__What the task asks__
Repeat the whole listing exactly.

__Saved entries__
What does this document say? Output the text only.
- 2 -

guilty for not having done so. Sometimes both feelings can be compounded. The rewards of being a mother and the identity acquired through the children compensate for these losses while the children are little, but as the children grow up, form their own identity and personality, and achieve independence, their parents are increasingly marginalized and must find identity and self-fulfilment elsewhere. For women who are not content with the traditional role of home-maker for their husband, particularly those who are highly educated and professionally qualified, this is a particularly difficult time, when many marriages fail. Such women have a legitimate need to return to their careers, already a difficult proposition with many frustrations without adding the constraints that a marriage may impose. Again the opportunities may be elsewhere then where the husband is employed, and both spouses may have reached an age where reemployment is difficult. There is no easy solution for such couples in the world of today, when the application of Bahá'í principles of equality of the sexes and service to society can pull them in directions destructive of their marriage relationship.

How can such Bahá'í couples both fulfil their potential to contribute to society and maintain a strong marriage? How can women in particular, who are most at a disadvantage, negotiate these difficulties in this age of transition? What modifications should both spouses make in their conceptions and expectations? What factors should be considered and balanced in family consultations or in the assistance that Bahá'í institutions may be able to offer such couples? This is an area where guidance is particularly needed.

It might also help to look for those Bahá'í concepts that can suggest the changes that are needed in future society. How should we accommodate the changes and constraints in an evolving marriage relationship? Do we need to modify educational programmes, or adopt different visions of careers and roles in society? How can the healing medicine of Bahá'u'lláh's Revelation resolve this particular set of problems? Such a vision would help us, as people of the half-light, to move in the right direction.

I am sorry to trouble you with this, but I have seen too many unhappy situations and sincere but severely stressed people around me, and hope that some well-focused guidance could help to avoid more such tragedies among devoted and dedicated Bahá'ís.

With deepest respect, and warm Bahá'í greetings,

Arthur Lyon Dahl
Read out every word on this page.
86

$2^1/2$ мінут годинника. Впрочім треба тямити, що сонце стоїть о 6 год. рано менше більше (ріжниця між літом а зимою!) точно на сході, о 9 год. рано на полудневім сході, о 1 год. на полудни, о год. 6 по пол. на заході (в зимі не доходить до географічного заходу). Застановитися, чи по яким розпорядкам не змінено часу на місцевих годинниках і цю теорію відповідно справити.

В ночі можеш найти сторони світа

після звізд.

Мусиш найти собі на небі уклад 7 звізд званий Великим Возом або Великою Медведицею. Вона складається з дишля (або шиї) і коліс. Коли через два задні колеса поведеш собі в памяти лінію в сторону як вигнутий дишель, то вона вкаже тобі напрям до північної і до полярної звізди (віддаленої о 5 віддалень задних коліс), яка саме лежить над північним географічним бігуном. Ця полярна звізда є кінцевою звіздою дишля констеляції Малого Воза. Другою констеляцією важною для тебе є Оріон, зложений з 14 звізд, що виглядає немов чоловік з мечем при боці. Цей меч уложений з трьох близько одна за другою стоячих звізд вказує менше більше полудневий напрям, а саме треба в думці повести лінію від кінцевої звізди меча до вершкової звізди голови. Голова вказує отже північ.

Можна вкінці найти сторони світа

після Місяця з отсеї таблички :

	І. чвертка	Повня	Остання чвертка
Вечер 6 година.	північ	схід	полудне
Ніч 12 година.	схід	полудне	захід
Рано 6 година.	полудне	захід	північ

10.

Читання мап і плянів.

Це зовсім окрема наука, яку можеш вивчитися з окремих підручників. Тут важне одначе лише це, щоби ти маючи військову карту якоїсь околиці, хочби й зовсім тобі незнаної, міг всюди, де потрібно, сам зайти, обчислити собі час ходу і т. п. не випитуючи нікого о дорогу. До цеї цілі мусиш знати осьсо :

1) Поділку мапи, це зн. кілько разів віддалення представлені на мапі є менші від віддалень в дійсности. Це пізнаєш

__Final result__
What does this document say? Output the text only.
- 2 -

guilty for not having done so. Sometimes both feelings can be compounded. The rewards of being a mother and the identity acquired through the children compensate for these losses while the children are little, but as the children grow up, form their own identity and personality, and achieve independence, their parents are increasingly marginalized and must find identity and self-fulfilment elsewhere. For women who are not content with the traditional role of home-maker for their husband, particularly those who are highly educated and professionally qualified, this is a particularly difficult time, when many marriages fail. Such women have a legitimate need to return to their careers, already a difficult proposition with many frustrations without adding the constraints that a marriage may impose. Again the opportunities may be elsewhere then where the husband is employed, and both spouses may have reached an age where reemployment is difficult. There is no easy solution for such couples in the world of today, when the application of Bahá'í principles of equality of the sexes and service to society can pull them in directions destructive of their marriage relationship.

How can such Bahá'í couples both fulfil their potential to contribute to society and maintain a strong marriage? How can women in particular, who are most at a disadvantage, negotiate these difficulties in this age of transition? What modifications should both spouses make in their conceptions and expectations? What factors should be considered and balanced in family consultations or in the assistance that Bahá'í institutions may be able to offer such couples? This is an area where guidance is particularly needed.

It might also help to look for those Bahá'í concepts that can suggest the changes that are needed in future society. How should we accommodate the changes and constraints in an evolving marriage relationship? Do we need to modify educational programmes, or adopt different visions of careers and roles in society? How can the healing medicine of Bahá'u'lláh's Revelation resolve this particular set of problems? Such a vision would help us, as people of the half-light, to move in the right direction.

I am sorry to trouble you with this, but I have seen too many unhappy situations and sincere but severely stressed people around me, and hope that some well-focused guidance could help to avoid more such tragedies among devoted and dedicated Bahá'ís.

With deepest respect, and warm Bahá'í greetings,

Arthur Lyon Dahl
Read out every word on this page.
86

$2^1/2$ мінут годинника. Впрочім треба тямити, що сонце стоїть о 6 год. рано менше більше (ріжниця між літом а зимою!) точно на сході, о 9 год. рано на полудневім сході, о 1 год. на полудни, о год. 6 по пол. на заході (в зимі не доходить до географічного заходу). Застановитися, чи по яким розпорядкам не змінено часу на місцевих годинниках і цю теорію відповідно справити.

В ночі можеш найти сторони світа

після звізд.

Мусиш найти собі на небі уклад 7 звізд званий Великим Возом або Великою Медведицею. Вона складається з дишля (або шиї) і коліс. Коли через два задні колеса поведеш собі в памяти лінію в сторону як вигнутий дишель, то вона вкаже тобі напрям до північної і до полярної звізди (віддаленої о 5 віддалень задних коліс), яка саме лежить над північним географічним бігуном. Ця полярна звізда є кінцевою звіздою дишля констеляції Малого Воза. Другою констеляцією важною для тебе є Оріон, зложений з 14 звізд, що виглядає немов чоловік з мечем при боці. Цей меч уложений з трьох близько одна за другою стоячих звізд вказує менше більше полудневий напрям, а саме треба в думці повести лінію від кінцевої звізди меча до вершкової звізди голови. Голова вказує отже північ.

Можна вкінці найти сторони світа

після Місяця з отсеї таблички :

	І. чвертка	Повня	Остання чвертка
Вечер 6 година.	північ	схід	полудне
Ніч 12 година.	схід	полудне	захід
Рано 6 година.	полудне	захід	північ

10.

Читання мап і плянів.

Це зовсім окрема наука, яку можеш вивчитися з окремих підручників. Тут важне одначе лише це, щоби ти маючи військову карту якоїсь околиці, хочби й зовсім тобі незнаної, міг всюди, де потрібно, сам зайти, обчислити собі час ходу і т. п. не випитуючи нікого о дорогу. До цеї цілі мусиш знати осьсо :

1) Поділку мапи, це зн. кілько разів віддалення представлені на мапі є менші від віддалень в дійсности. Це пізнаєш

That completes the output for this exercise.